§ **Input data**:
# # #

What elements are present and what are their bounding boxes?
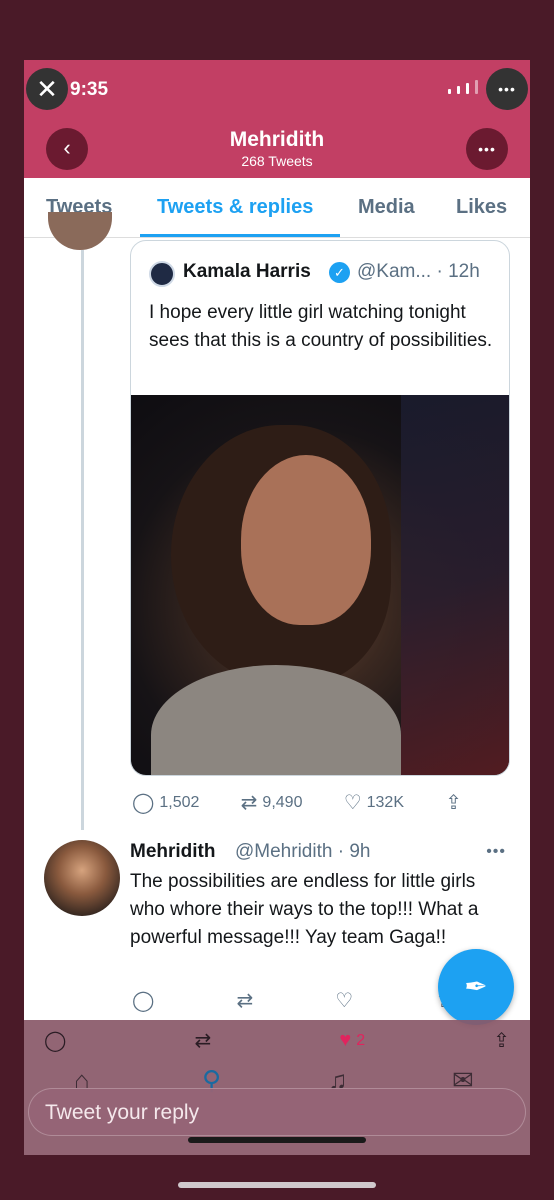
quoted-author-handle: @Kam... · 12h [357, 261, 480, 282]
tab-likes[interactable]: Likes [456, 196, 507, 219]
signal-icon [448, 89, 451, 94]
status-icons [448, 80, 478, 94]
tweet-more-icon[interactable]: ••• [486, 843, 506, 861]
tweet-count: 268 Tweets [241, 153, 313, 169]
reply-icon[interactable]: ◯ [132, 988, 154, 1013]
device-home-indicator [178, 1182, 376, 1188]
reply-tweet-text: The possibilities are endless for little… [130, 871, 479, 948]
compose-tweet-button[interactable]: ✒ [438, 949, 514, 1025]
reply-icon[interactable]: ◯ [44, 1028, 66, 1053]
avatar[interactable] [44, 840, 120, 916]
like-button[interactable]: ♥ 2 [339, 1029, 365, 1052]
heart-filled-icon: ♥ [339, 1029, 352, 1051]
quoted-tweet-text: I hope every little girl watching tonigh… [149, 302, 493, 351]
reply-input[interactable]: Tweet your reply [28, 1088, 526, 1136]
tab-media[interactable]: Media [358, 196, 415, 219]
tab-tweets-and-replies[interactable]: Tweets & replies [157, 196, 313, 219]
share-icon[interactable]: ⇪ [493, 1028, 510, 1053]
verified-badge-icon: ✓ [329, 262, 350, 283]
reply-author-name: Mehridith [130, 841, 216, 862]
retweet-icon[interactable]: ⇄ [194, 1028, 211, 1053]
quoted-author-name: Kamala Harris [183, 261, 311, 282]
status-time: 9:35 [70, 79, 109, 100]
overlay-actions: ◯ ⇄ ♥ 2 ⇪ [44, 1028, 510, 1053]
reply-author-handle: @Mehridith · 9h [235, 841, 371, 862]
heart-icon: ♡ [343, 792, 362, 814]
close-icon[interactable]: ✕ [26, 68, 68, 110]
thread-line [81, 250, 84, 830]
more-options-button[interactable]: ••• [466, 128, 508, 170]
share-icon: ⇪ [445, 792, 462, 814]
app-frame: 9:35 ✕ ••• ‹ Mehridith 268 Tweets ••• Tw… [24, 60, 530, 1155]
reply-overlay: ◯ ⇄ ♥ 2 ⇪ ⌂ ⚲ ♫ ✉ Tweet your reply [24, 1020, 530, 1155]
reply-tweet-actions: ◯ ⇄ ♡ ⇪ [132, 988, 452, 1013]
quoted-tweet-actions: ◯ 1,502 ⇄ 9,490 ♡ 132K ⇪ [132, 790, 462, 815]
share-button[interactable]: ⇪ [445, 790, 462, 815]
retweet-icon[interactable]: ⇄ [236, 988, 253, 1013]
profile-name: Mehridith [229, 128, 325, 151]
retweet-button[interactable]: ⇄ 9,490 [241, 790, 303, 815]
heart-icon[interactable]: ♡ [335, 988, 353, 1013]
home-indicator [188, 1137, 366, 1143]
flag-backdrop [401, 395, 509, 775]
quoted-tweet[interactable]: Kamala Harris ✓ @Kam... · 12h I hope eve… [130, 240, 510, 776]
overflow-top-icon[interactable]: ••• [486, 68, 528, 110]
reply-icon: ◯ [132, 792, 155, 814]
like-button[interactable]: ♡ 132K [344, 790, 404, 815]
active-tab-indicator [140, 234, 340, 237]
profile-header: 9:35 ✕ ••• ‹ Mehridith 268 Tweets ••• [24, 60, 530, 178]
avatar [149, 261, 175, 287]
retweet-icon: ⇄ [240, 792, 258, 814]
reply-button[interactable]: ◯ 1,502 [132, 790, 199, 815]
avatar[interactable] [48, 212, 112, 250]
quoted-tweet-image[interactable] [131, 395, 509, 775]
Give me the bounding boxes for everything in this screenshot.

# # #

§ **What you are asked to do**:
Please write out every line of the material above word for word, leaving out the pictures.

§ **Final result**:
What elements are present and what are their bounding boxes?
quoted-author-handle: @Kam... · 12h [357, 261, 480, 282]
tab-likes[interactable]: Likes [456, 196, 507, 219]
signal-icon [448, 89, 451, 94]
status-icons [448, 80, 478, 94]
tweet-more-icon[interactable]: ••• [486, 843, 506, 861]
tweet-count: 268 Tweets [241, 153, 313, 169]
reply-icon[interactable]: ◯ [132, 988, 154, 1013]
device-home-indicator [178, 1182, 376, 1188]
reply-tweet-text: The possibilities are endless for little… [130, 871, 479, 948]
compose-tweet-button[interactable]: ✒ [438, 949, 514, 1025]
reply-icon[interactable]: ◯ [44, 1028, 66, 1053]
avatar[interactable] [44, 840, 120, 916]
like-button[interactable]: ♥ 2 [339, 1029, 365, 1052]
heart-filled-icon: ♥ [339, 1029, 352, 1051]
quoted-tweet-text: I hope every little girl watching tonigh… [149, 302, 493, 351]
reply-input[interactable]: Tweet your reply [28, 1088, 526, 1136]
tab-media[interactable]: Media [358, 196, 415, 219]
tab-tweets-and-replies[interactable]: Tweets & replies [157, 196, 313, 219]
share-icon[interactable]: ⇪ [493, 1028, 510, 1053]
verified-badge-icon: ✓ [329, 262, 350, 283]
reply-author-name: Mehridith [130, 841, 216, 862]
retweet-icon[interactable]: ⇄ [194, 1028, 211, 1053]
quoted-author-name: Kamala Harris [183, 261, 311, 282]
status-time: 9:35 [70, 79, 109, 100]
overlay-actions: ◯ ⇄ ♥ 2 ⇪ [44, 1028, 510, 1053]
reply-author-handle: @Mehridith · 9h [235, 841, 371, 862]
heart-icon: ♡ [343, 792, 362, 814]
close-icon[interactable]: ✕ [26, 68, 68, 110]
thread-line [81, 250, 84, 830]
more-options-button[interactable]: ••• [466, 128, 508, 170]
share-icon: ⇪ [445, 792, 462, 814]
app-frame: 9:35 ✕ ••• ‹ Mehridith 268 Tweets ••• Tw… [24, 60, 530, 1155]
reply-overlay: ◯ ⇄ ♥ 2 ⇪ ⌂ ⚲ ♫ ✉ Tweet your reply [24, 1020, 530, 1155]
reply-tweet-actions: ◯ ⇄ ♡ ⇪ [132, 988, 452, 1013]
quoted-tweet-actions: ◯ 1,502 ⇄ 9,490 ♡ 132K ⇪ [132, 790, 462, 815]
share-button[interactable]: ⇪ [445, 790, 462, 815]
retweet-icon[interactable]: ⇄ [236, 988, 253, 1013]
profile-name: Mehridith [229, 128, 325, 151]
retweet-button[interactable]: ⇄ 9,490 [241, 790, 303, 815]
heart-icon[interactable]: ♡ [335, 988, 353, 1013]
home-indicator [188, 1137, 366, 1143]
flag-backdrop [401, 395, 509, 775]
quoted-tweet[interactable]: Kamala Harris ✓ @Kam... · 12h I hope eve… [130, 240, 510, 776]
overflow-top-icon[interactable]: ••• [486, 68, 528, 110]
reply-icon: ◯ [132, 792, 155, 814]
like-button[interactable]: ♡ 132K [344, 790, 404, 815]
active-tab-indicator [140, 234, 340, 237]
profile-header: 9:35 ✕ ••• ‹ Mehridith 268 Tweets ••• [24, 60, 530, 178]
avatar [149, 261, 175, 287]
retweet-icon: ⇄ [240, 792, 258, 814]
reply-button[interactable]: ◯ 1,502 [132, 790, 199, 815]
avatar[interactable] [48, 212, 112, 250]
quoted-tweet-image[interactable] [131, 395, 509, 775]
Give me the bounding boxes for everything in this screenshot.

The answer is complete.